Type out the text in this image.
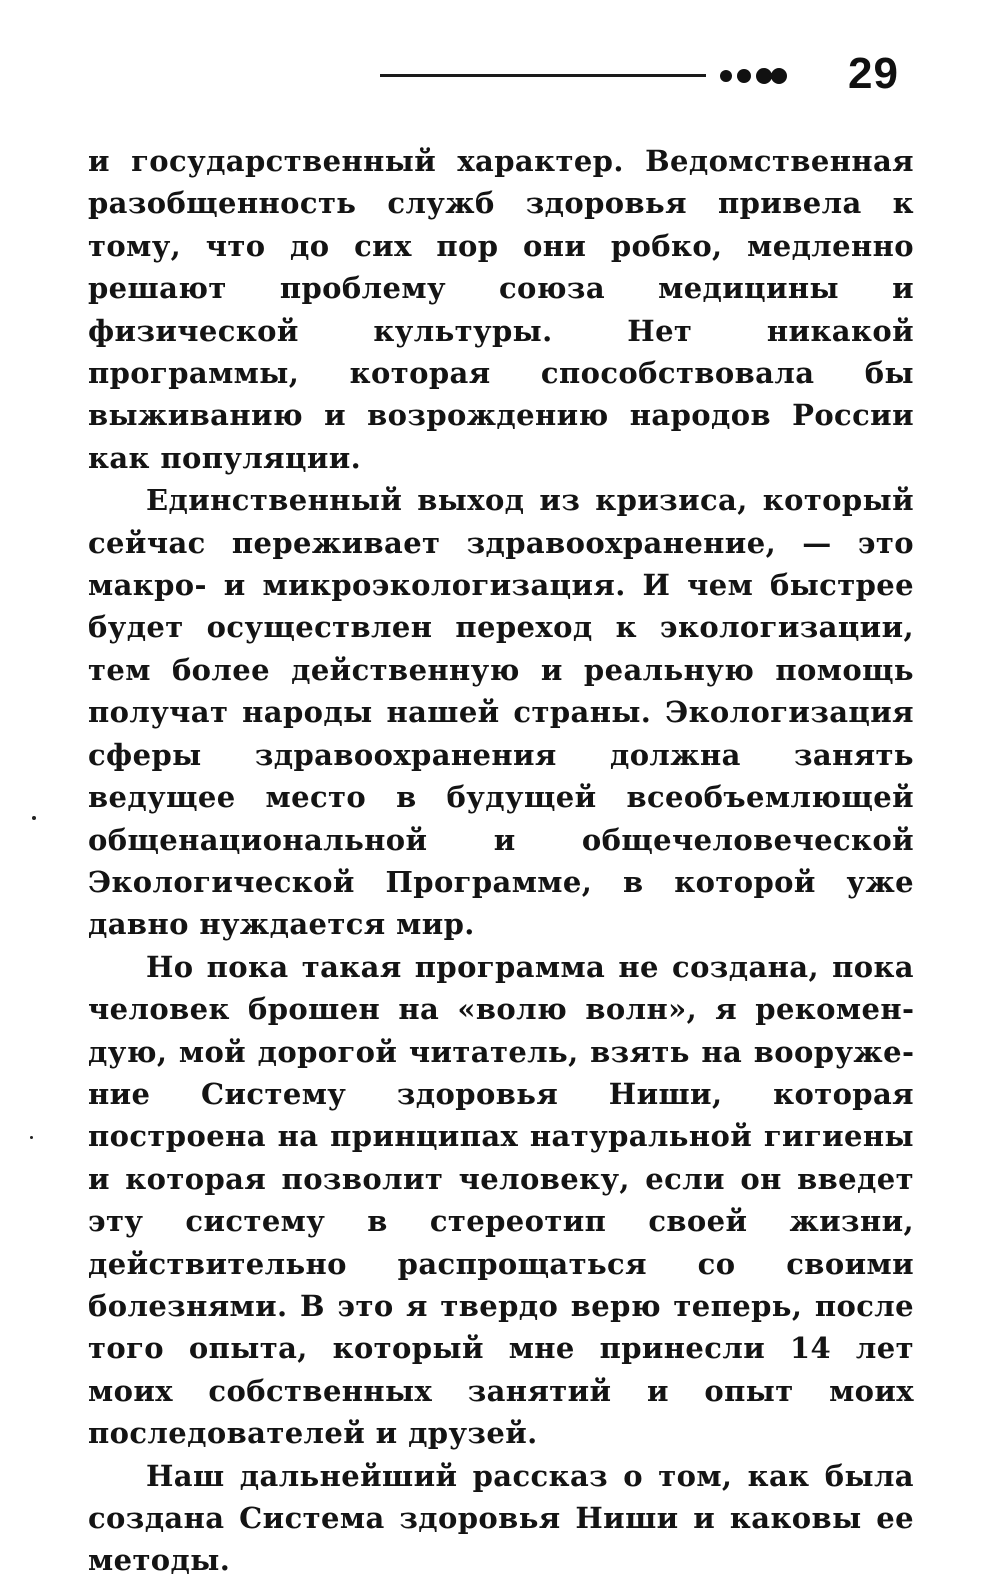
29

и государственный характер. Ведомственная разобщенность служб здоровья привела к тому, что до сих пор они робко, медленно решают проблему союза медицины и физической культуры. Нет никакой программы, которая способствовала бы выживанию и возрождению народов России как популяции.

Единственный выход из кризиса, который сейчас переживает здравоохранение, — это макро- и микроэкологизация. И чем быстрее будет осуществлен переход к экологизации, тем более действенную и реальную помощь получат народы нашей страны. Экологизация сферы здравоохранения должна занять ведущее место в будущей всеобъемлющей общенациональной и общечеловеческой Экологической Программе, в которой уже давно нуждается мир.

Но пока такая программа не создана, пока человек брошен на «волю волн», я рекомендую, мой дорогой читатель, взять на вооружение Систему здоровья Ниши, которая построена на принципах натуральной гигиены и которая позволит человеку, если он введет эту систему в стереотип своей жизни, действительно распрощаться со своими болезнями. В это я твердо верю теперь, после того опыта, который мне принесли 14 лет моих собственных занятий и опыт моих последователей и друзей.

Наш дальнейший рассказ о том, как была создана Система здоровья Ниши и каковы ее методы.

:: EXERCISE INSTRUCTIONS ::
Using the material above, retype each entry exactly and omit the pictures.

:: ANSWER ::
Type out the text in this image.
29

и государственный характер. Ведомственная разобщенность служб здоровья привела к тому, что до сих пор они робко, медленно решают проблему союза медицины и физической культуры. Нет никакой программы, которая способствовала бы выживанию и возрождению народов России как популяции.

Единственный выход из кризиса, который сейчас переживает здравоохранение, — это макро- и микроэкологизация. И чем быстрее будет осуществлен переход к экологизации, тем более действенную и реальную помощь получат народы нашей страны. Экологизация сферы здравоохранения должна занять ведущее место в будущей всеобъемлющей общенациональной и общечеловеческой Экологической Программе, в которой уже давно нуждается мир.

Но пока такая программа не создана, пока человек брошен на «волю волн», я рекомендую, мой дорогой читатель, взять на вооружение Систему здоровья Ниши, которая построена на принципах натуральной гигиены и которая позволит человеку, если он введет эту систему в стереотип своей жизни, действительно распрощаться со своими болезнями. В это я твердо верю теперь, после того опыта, который мне принесли 14 лет моих собственных занятий и опыт моих последователей и друзей.

Наш дальнейший рассказ о том, как была создана Система здоровья Ниши и каковы ее методы.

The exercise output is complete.